Directive => Reproduce all of the data exactly.

## begin

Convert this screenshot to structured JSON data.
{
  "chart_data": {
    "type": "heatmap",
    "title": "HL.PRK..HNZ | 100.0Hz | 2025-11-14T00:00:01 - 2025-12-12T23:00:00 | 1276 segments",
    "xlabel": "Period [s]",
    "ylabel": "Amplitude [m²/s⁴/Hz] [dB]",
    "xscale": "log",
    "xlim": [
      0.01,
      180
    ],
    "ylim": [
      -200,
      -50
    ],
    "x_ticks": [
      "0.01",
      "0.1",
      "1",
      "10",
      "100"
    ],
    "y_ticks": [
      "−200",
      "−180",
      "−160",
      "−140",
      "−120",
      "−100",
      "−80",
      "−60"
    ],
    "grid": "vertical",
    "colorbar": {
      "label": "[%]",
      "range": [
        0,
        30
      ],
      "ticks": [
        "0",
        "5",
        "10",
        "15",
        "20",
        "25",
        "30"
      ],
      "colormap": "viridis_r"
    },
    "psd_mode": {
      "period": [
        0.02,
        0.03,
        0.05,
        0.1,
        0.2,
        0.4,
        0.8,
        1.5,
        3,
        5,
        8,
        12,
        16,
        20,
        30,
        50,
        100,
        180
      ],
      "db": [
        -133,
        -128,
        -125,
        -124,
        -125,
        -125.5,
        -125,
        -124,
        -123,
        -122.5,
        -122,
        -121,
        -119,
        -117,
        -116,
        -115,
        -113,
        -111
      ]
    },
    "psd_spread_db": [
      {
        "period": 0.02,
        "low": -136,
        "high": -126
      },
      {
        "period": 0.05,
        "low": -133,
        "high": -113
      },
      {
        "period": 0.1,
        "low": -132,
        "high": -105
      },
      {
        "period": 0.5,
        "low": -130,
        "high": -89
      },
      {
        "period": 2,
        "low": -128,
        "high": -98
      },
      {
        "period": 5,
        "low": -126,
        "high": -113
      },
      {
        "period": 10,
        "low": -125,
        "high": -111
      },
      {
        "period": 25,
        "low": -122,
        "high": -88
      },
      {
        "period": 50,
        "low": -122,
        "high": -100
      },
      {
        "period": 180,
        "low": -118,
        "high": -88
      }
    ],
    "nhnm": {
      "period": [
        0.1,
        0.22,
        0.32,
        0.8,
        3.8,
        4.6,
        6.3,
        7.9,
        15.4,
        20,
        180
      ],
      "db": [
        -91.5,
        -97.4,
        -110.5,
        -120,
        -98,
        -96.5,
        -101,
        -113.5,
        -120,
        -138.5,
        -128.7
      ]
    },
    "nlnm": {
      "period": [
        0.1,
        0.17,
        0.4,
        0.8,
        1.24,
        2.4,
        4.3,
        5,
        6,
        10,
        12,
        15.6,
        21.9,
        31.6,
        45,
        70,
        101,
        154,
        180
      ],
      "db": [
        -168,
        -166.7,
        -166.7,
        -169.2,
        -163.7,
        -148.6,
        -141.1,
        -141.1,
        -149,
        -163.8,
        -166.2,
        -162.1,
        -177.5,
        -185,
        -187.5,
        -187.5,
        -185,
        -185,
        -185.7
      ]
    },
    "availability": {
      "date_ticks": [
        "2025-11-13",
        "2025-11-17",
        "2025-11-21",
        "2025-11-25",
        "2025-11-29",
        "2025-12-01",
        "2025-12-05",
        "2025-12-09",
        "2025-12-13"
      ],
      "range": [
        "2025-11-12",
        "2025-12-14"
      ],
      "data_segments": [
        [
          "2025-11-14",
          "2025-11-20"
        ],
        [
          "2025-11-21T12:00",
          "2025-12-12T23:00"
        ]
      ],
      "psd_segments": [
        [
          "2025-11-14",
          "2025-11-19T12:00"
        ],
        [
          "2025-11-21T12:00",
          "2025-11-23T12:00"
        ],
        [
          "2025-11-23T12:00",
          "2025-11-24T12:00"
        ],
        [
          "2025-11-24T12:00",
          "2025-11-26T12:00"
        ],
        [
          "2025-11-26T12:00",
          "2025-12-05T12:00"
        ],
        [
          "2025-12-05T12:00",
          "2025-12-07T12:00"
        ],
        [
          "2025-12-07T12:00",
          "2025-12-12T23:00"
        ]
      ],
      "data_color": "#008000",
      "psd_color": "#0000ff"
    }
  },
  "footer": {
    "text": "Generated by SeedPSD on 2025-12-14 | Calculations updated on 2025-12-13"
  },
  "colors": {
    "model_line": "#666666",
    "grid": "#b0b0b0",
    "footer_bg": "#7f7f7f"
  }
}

## end

Answer to the problem =>
Convert this screenshot to structured JSON data.
{
  "chart_data": {
    "type": "heatmap",
    "title": "HL.PRK..HNZ | 100.0Hz | 2025-11-14T00:00:01 - 2025-12-12T23:00:00 | 1276 segments",
    "xlabel": "Period [s]",
    "ylabel": "Amplitude [m²/s⁴/Hz] [dB]",
    "xscale": "log",
    "xlim": [
      0.01,
      180
    ],
    "ylim": [
      -200,
      -50
    ],
    "x_ticks": [
      "0.01",
      "0.1",
      "1",
      "10",
      "100"
    ],
    "y_ticks": [
      "−200",
      "−180",
      "−160",
      "−140",
      "−120",
      "−100",
      "−80",
      "−60"
    ],
    "grid": "vertical",
    "colorbar": {
      "label": "[%]",
      "range": [
        0,
        30
      ],
      "ticks": [
        "0",
        "5",
        "10",
        "15",
        "20",
        "25",
        "30"
      ],
      "colormap": "viridis_r"
    },
    "psd_mode": {
      "period": [
        0.02,
        0.03,
        0.05,
        0.1,
        0.2,
        0.4,
        0.8,
        1.5,
        3,
        5,
        8,
        12,
        16,
        20,
        30,
        50,
        100,
        180
      ],
      "db": [
        -133,
        -128,
        -125,
        -124,
        -125,
        -125.5,
        -125,
        -124,
        -123,
        -122.5,
        -122,
        -121,
        -119,
        -117,
        -116,
        -115,
        -113,
        -111
      ]
    },
    "psd_spread_db": [
      {
        "period": 0.02,
        "low": -136,
        "high": -126
      },
      {
        "period": 0.05,
        "low": -133,
        "high": -113
      },
      {
        "period": 0.1,
        "low": -132,
        "high": -105
      },
      {
        "period": 0.5,
        "low": -130,
        "high": -89
      },
      {
        "period": 2,
        "low": -128,
        "high": -98
      },
      {
        "period": 5,
        "low": -126,
        "high": -113
      },
      {
        "period": 10,
        "low": -125,
        "high": -111
      },
      {
        "period": 25,
        "low": -122,
        "high": -88
      },
      {
        "period": 50,
        "low": -122,
        "high": -100
      },
      {
        "period": 180,
        "low": -118,
        "high": -88
      }
    ],
    "nhnm": {
      "period": [
        0.1,
        0.22,
        0.32,
        0.8,
        3.8,
        4.6,
        6.3,
        7.9,
        15.4,
        20,
        180
      ],
      "db": [
        -91.5,
        -97.4,
        -110.5,
        -120,
        -98,
        -96.5,
        -101,
        -113.5,
        -120,
        -138.5,
        -128.7
      ]
    },
    "nlnm": {
      "period": [
        0.1,
        0.17,
        0.4,
        0.8,
        1.24,
        2.4,
        4.3,
        5,
        6,
        10,
        12,
        15.6,
        21.9,
        31.6,
        45,
        70,
        101,
        154,
        180
      ],
      "db": [
        -168,
        -166.7,
        -166.7,
        -169.2,
        -163.7,
        -148.6,
        -141.1,
        -141.1,
        -149,
        -163.8,
        -166.2,
        -162.1,
        -177.5,
        -185,
        -187.5,
        -187.5,
        -185,
        -185,
        -185.7
      ]
    },
    "availability": {
      "date_ticks": [
        "2025-11-13",
        "2025-11-17",
        "2025-11-21",
        "2025-11-25",
        "2025-11-29",
        "2025-12-01",
        "2025-12-05",
        "2025-12-09",
        "2025-12-13"
      ],
      "range": [
        "2025-11-12",
        "2025-12-14"
      ],
      "data_segments": [
        [
          "2025-11-14",
          "2025-11-20"
        ],
        [
          "2025-11-21T12:00",
          "2025-12-12T23:00"
        ]
      ],
      "psd_segments": [
        [
          "2025-11-14",
          "2025-11-19T12:00"
        ],
        [
          "2025-11-21T12:00",
          "2025-11-23T12:00"
        ],
        [
          "2025-11-23T12:00",
          "2025-11-24T12:00"
        ],
        [
          "2025-11-24T12:00",
          "2025-11-26T12:00"
        ],
        [
          "2025-11-26T12:00",
          "2025-12-05T12:00"
        ],
        [
          "2025-12-05T12:00",
          "2025-12-07T12:00"
        ],
        [
          "2025-12-07T12:00",
          "2025-12-12T23:00"
        ]
      ],
      "data_color": "#008000",
      "psd_color": "#0000ff"
    }
  },
  "footer": {
    "text": "Generated by SeedPSD on 2025-12-14 | Calculations updated on 2025-12-13"
  },
  "colors": {
    "model_line": "#666666",
    "grid": "#b0b0b0",
    "footer_bg": "#7f7f7f"
  }
}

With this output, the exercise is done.